### Dataset excerpt

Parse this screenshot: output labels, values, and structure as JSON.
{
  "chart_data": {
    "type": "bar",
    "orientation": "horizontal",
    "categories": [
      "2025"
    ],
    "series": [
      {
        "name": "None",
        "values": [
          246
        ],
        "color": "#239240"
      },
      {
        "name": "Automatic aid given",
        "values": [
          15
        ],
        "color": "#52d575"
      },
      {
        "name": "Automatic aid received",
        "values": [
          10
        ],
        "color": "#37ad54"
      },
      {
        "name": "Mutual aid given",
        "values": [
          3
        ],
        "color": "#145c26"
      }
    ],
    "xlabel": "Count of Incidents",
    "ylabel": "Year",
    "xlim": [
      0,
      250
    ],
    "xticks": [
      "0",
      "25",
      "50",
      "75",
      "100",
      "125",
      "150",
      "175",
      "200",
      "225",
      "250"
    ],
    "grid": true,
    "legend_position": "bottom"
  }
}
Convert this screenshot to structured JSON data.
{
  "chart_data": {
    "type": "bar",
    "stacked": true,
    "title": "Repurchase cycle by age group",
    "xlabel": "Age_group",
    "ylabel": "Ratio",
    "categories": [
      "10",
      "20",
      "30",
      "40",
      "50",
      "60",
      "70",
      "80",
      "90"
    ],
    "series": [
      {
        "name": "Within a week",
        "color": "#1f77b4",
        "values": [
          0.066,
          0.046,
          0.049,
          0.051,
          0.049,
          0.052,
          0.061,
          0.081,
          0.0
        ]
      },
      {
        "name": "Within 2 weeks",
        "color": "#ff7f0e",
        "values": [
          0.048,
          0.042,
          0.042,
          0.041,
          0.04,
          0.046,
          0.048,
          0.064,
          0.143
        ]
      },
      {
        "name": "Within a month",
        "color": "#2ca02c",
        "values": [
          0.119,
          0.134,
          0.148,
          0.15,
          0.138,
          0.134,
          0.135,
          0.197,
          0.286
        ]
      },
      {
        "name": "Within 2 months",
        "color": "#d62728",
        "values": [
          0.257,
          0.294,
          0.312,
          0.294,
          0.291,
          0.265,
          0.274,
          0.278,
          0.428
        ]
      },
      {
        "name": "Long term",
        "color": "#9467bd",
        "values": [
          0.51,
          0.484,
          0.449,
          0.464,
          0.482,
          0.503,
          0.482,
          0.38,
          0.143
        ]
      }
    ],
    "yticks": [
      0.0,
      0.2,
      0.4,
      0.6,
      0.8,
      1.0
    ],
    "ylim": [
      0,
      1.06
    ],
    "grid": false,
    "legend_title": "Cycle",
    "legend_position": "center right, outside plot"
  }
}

### Task goal
Copy every line of the entries above in which "Automatic" occurs.

### Task result
        "name": "Automatic aid given",
        "name": "Automatic aid received",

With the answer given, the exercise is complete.